Make an exact copy of the records, with the images left out.

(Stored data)
▬▬▬

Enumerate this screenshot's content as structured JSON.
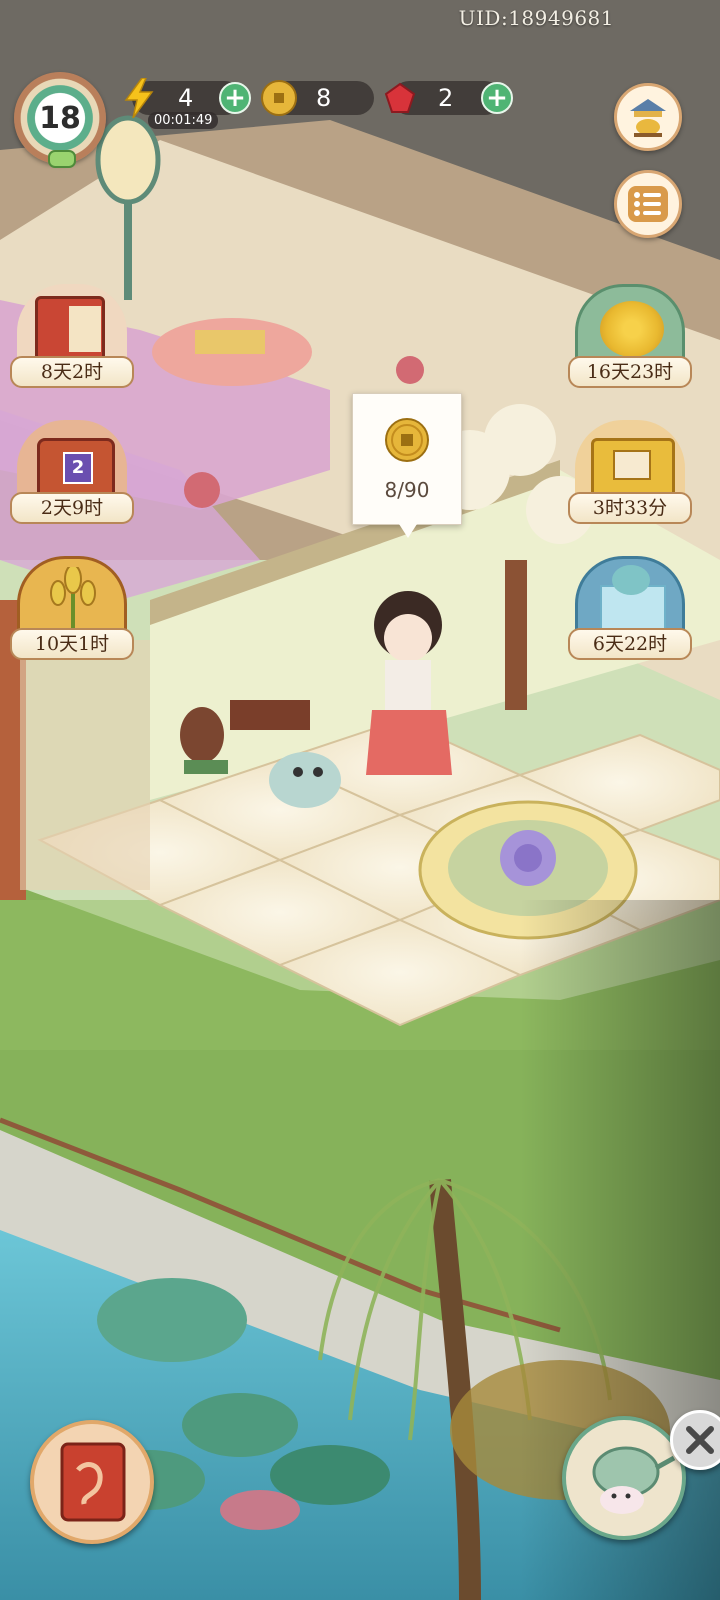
{
  "header": {
    "uid": "UID:18949681",
    "level": "18",
    "energy_value": "4",
    "energy_timer": "00:01:49",
    "coins_value": "8",
    "gems_value": "2",
    "plus_glyph": "+"
  },
  "events_left": [
    {
      "label": "8天2时",
      "icon": "book-event-icon"
    },
    {
      "label": "2天9时",
      "icon": "gift-box-event-icon",
      "badge": "2"
    },
    {
      "label": "10天1时",
      "icon": "wheat-event-icon"
    }
  ],
  "events_right": [
    {
      "label": "16天23时",
      "icon": "chrysanthemum-event-icon"
    },
    {
      "label": "3时33分",
      "icon": "treasure-chest-event-icon"
    },
    {
      "label": "6天22时",
      "icon": "cat-giftbox-event-icon"
    }
  ],
  "tooltip": {
    "progress_text": "8/90",
    "icon": "coin-icon"
  },
  "colors": {
    "energy": "#f6c21b",
    "coin": "#e6b63a",
    "gem": "#d8333a",
    "plus": "#4fb474"
  }
}
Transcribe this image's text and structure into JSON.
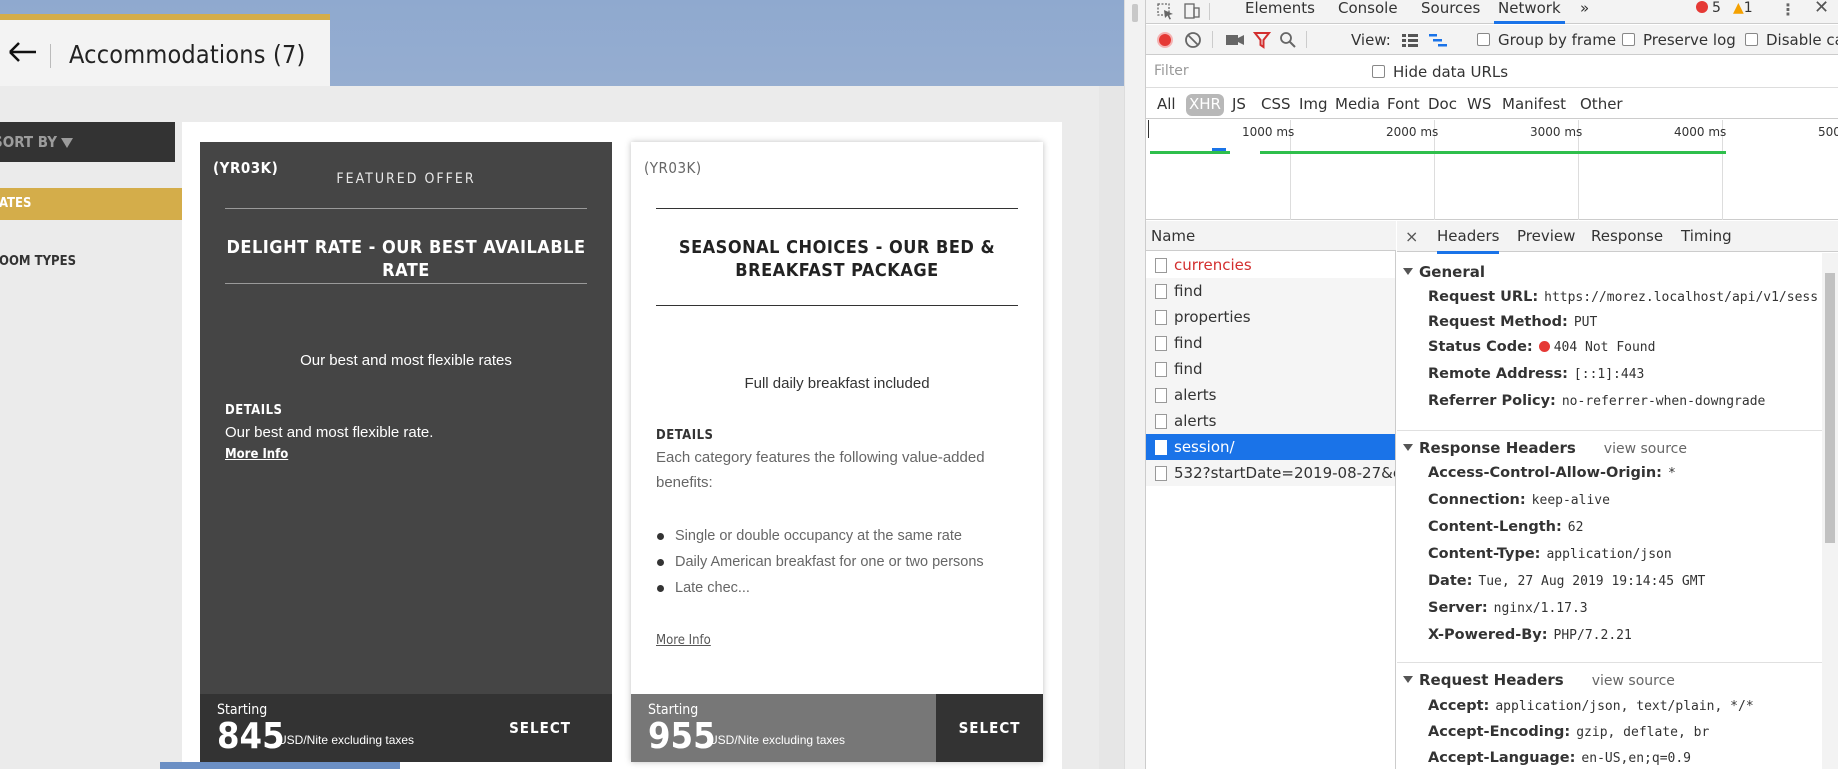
{
  "site": {
    "header": {
      "title": "Accommodations (7)"
    },
    "sidebar": {
      "sort_by": "SORT BY",
      "rates": "RATES",
      "room_types": "ROOM TYPES"
    },
    "cards": [
      {
        "code": "(YR03K)",
        "badge": "FEATURED OFFER",
        "title": "DELIGHT RATE - OUR BEST AVAILABLE RATE",
        "summary": "Our best and most flexible rates",
        "details_label": "DETAILS",
        "details_text": "Our best and most flexible rate.",
        "more_info": "More Info",
        "starting": "Starting",
        "price": "845",
        "unit": "USD/Nite excluding taxes",
        "select": "SELECT"
      },
      {
        "code": "(YR03K)",
        "title": "SEASONAL CHOICES - OUR BED & BREAKFAST PACKAGE",
        "summary": "Full daily breakfast included",
        "details_label": "DETAILS",
        "details_text": "Each category features the following value-added benefits:",
        "benefits": [
          "Single or double occupancy at the same rate",
          "Daily American breakfast for one or two persons",
          "Late chec..."
        ],
        "more_info": "More Info",
        "starting": "Starting",
        "price": "955",
        "unit": "USD/Nite excluding taxes",
        "select": "SELECT"
      }
    ],
    "colors": {
      "accent": "#d4ad4a",
      "dark_card": "#454545",
      "footer_dark": "#333333"
    }
  },
  "devtools": {
    "tabs": [
      "Elements",
      "Console",
      "Sources",
      "Network"
    ],
    "active_tab": "Network",
    "more_tabs": "»",
    "errors": "5",
    "warnings": "1",
    "toolbar": {
      "view_label": "View:",
      "group_by_frame": "Group by frame",
      "preserve_log": "Preserve log",
      "disable_cache": "Disable cac"
    },
    "filter": {
      "placeholder": "Filter",
      "hide_data_urls": "Hide data URLs"
    },
    "types": [
      "All",
      "XHR",
      "JS",
      "CSS",
      "Img",
      "Media",
      "Font",
      "Doc",
      "WS",
      "Manifest",
      "Other"
    ],
    "active_type": "XHR",
    "timeline": {
      "labels": [
        "1000 ms",
        "2000 ms",
        "3000 ms",
        "4000 ms",
        "500"
      ]
    },
    "requests": {
      "header": "Name",
      "items": [
        "currencies",
        "find",
        "properties",
        "find",
        "find",
        "alerts",
        "alerts",
        "session/",
        "532?startDate=2019-08-27&e..."
      ],
      "error_item": "currencies",
      "selected_item": "session/"
    },
    "detail": {
      "close": "×",
      "tabs": [
        "Headers",
        "Preview",
        "Response",
        "Timing"
      ],
      "active_tab": "Headers",
      "general": {
        "title": "General",
        "request_url_k": "Request URL:",
        "request_url_v": "https://morez.localhost/api/v1/sess",
        "method_k": "Request Method:",
        "method_v": "PUT",
        "status_k": "Status Code:",
        "status_v": "404 Not Found",
        "remote_k": "Remote Address:",
        "remote_v": "[::1]:443",
        "referrer_k": "Referrer Policy:",
        "referrer_v": "no-referrer-when-downgrade"
      },
      "response_headers": {
        "title": "Response Headers",
        "view_source": "view source",
        "acao_k": "Access-Control-Allow-Origin:",
        "acao_v": "*",
        "conn_k": "Connection:",
        "conn_v": "keep-alive",
        "len_k": "Content-Length:",
        "len_v": "62",
        "type_k": "Content-Type:",
        "type_v": "application/json",
        "date_k": "Date:",
        "date_v": "Tue, 27 Aug 2019 19:14:45 GMT",
        "server_k": "Server:",
        "server_v": "nginx/1.17.3",
        "xpb_k": "X-Powered-By:",
        "xpb_v": "PHP/7.2.21"
      },
      "request_headers": {
        "title": "Request Headers",
        "view_source": "view source",
        "accept_k": "Accept:",
        "accept_v": "application/json, text/plain, */*",
        "enc_k": "Accept-Encoding:",
        "enc_v": "gzip, deflate, br",
        "lang_k": "Accept-Language:",
        "lang_v": "en-US,en;q=0.9"
      }
    }
  }
}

▬▬▬

▶ **Full solution**
Enumerate this screenshot's content as structured JSON.
{
  "header": {
    "uid": "UID:18949681",
    "level": "18",
    "energy_value": "4",
    "energy_timer": "00:01:49",
    "coins_value": "8",
    "gems_value": "2",
    "plus_glyph": "+"
  },
  "events_left": [
    {
      "label": "8天2时",
      "icon": "book-event-icon"
    },
    {
      "label": "2天9时",
      "icon": "gift-box-event-icon",
      "badge": "2"
    },
    {
      "label": "10天1时",
      "icon": "wheat-event-icon"
    }
  ],
  "events_right": [
    {
      "label": "16天23时",
      "icon": "chrysanthemum-event-icon"
    },
    {
      "label": "3时33分",
      "icon": "treasure-chest-event-icon"
    },
    {
      "label": "6天22时",
      "icon": "cat-giftbox-event-icon"
    }
  ],
  "tooltip": {
    "progress_text": "8/90",
    "icon": "coin-icon"
  },
  "colors": {
    "energy": "#f6c21b",
    "coin": "#e6b63a",
    "gem": "#d8333a",
    "plus": "#4fb474"
  }
}
Transcribe this image's text and structure into JSON.
{
  "site": {
    "header": {
      "title": "Accommodations (7)"
    },
    "sidebar": {
      "sort_by": "SORT BY",
      "rates": "RATES",
      "room_types": "ROOM TYPES"
    },
    "cards": [
      {
        "code": "(YR03K)",
        "badge": "FEATURED OFFER",
        "title": "DELIGHT RATE - OUR BEST AVAILABLE RATE",
        "summary": "Our best and most flexible rates",
        "details_label": "DETAILS",
        "details_text": "Our best and most flexible rate.",
        "more_info": "More Info",
        "starting": "Starting",
        "price": "845",
        "unit": "USD/Nite excluding taxes",
        "select": "SELECT"
      },
      {
        "code": "(YR03K)",
        "title": "SEASONAL CHOICES - OUR BED & BREAKFAST PACKAGE",
        "summary": "Full daily breakfast included",
        "details_label": "DETAILS",
        "details_text": "Each category features the following value-added benefits:",
        "benefits": [
          "Single or double occupancy at the same rate",
          "Daily American breakfast for one or two persons",
          "Late chec..."
        ],
        "more_info": "More Info",
        "starting": "Starting",
        "price": "955",
        "unit": "USD/Nite excluding taxes",
        "select": "SELECT"
      }
    ],
    "colors": {
      "accent": "#d4ad4a",
      "dark_card": "#454545",
      "footer_dark": "#333333"
    }
  },
  "devtools": {
    "tabs": [
      "Elements",
      "Console",
      "Sources",
      "Network"
    ],
    "active_tab": "Network",
    "more_tabs": "»",
    "errors": "5",
    "warnings": "1",
    "toolbar": {
      "view_label": "View:",
      "group_by_frame": "Group by frame",
      "preserve_log": "Preserve log",
      "disable_cache": "Disable cac"
    },
    "filter": {
      "placeholder": "Filter",
      "hide_data_urls": "Hide data URLs"
    },
    "types": [
      "All",
      "XHR",
      "JS",
      "CSS",
      "Img",
      "Media",
      "Font",
      "Doc",
      "WS",
      "Manifest",
      "Other"
    ],
    "active_type": "XHR",
    "timeline": {
      "labels": [
        "1000 ms",
        "2000 ms",
        "3000 ms",
        "4000 ms",
        "500"
      ]
    },
    "requests": {
      "header": "Name",
      "items": [
        "currencies",
        "find",
        "properties",
        "find",
        "find",
        "alerts",
        "alerts",
        "session/",
        "532?startDate=2019-08-27&e..."
      ],
      "error_item": "currencies",
      "selected_item": "session/"
    },
    "detail": {
      "close": "×",
      "tabs": [
        "Headers",
        "Preview",
        "Response",
        "Timing"
      ],
      "active_tab": "Headers",
      "general": {
        "title": "General",
        "request_url_k": "Request URL:",
        "request_url_v": "https://morez.localhost/api/v1/sess",
        "method_k": "Request Method:",
        "method_v": "PUT",
        "status_k": "Status Code:",
        "status_v": "404 Not Found",
        "remote_k": "Remote Address:",
        "remote_v": "[::1]:443",
        "referrer_k": "Referrer Policy:",
        "referrer_v": "no-referrer-when-downgrade"
      },
      "response_headers": {
        "title": "Response Headers",
        "view_source": "view source",
        "acao_k": "Access-Control-Allow-Origin:",
        "acao_v": "*",
        "conn_k": "Connection:",
        "conn_v": "keep-alive",
        "len_k": "Content-Length:",
        "len_v": "62",
        "type_k": "Content-Type:",
        "type_v": "application/json",
        "date_k": "Date:",
        "date_v": "Tue, 27 Aug 2019 19:14:45 GMT",
        "server_k": "Server:",
        "server_v": "nginx/1.17.3",
        "xpb_k": "X-Powered-By:",
        "xpb_v": "PHP/7.2.21"
      },
      "request_headers": {
        "title": "Request Headers",
        "view_source": "view source",
        "accept_k": "Accept:",
        "accept_v": "application/json, text/plain, */*",
        "enc_k": "Accept-Encoding:",
        "enc_v": "gzip, deflate, br",
        "lang_k": "Accept-Language:",
        "lang_v": "en-US,en;q=0.9"
      }
    }
  }
}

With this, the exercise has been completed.